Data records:
○ ○ ○ ○

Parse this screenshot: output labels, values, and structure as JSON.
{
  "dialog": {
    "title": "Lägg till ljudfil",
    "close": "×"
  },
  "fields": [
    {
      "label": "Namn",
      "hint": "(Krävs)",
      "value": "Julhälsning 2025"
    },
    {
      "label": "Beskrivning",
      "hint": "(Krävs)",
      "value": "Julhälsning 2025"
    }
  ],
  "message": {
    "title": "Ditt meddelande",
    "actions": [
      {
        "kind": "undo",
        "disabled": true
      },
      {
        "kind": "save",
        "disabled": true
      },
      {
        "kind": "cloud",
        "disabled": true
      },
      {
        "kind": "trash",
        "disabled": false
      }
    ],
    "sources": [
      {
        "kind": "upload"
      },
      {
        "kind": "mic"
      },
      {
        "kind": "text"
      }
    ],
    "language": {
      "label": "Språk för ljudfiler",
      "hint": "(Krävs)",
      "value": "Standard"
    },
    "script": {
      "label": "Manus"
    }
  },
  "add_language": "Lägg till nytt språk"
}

○ ○ ○ ○

Task statement
Tally the lines of the listing in which the word "title" occurs, and state the total alone.

Written response
2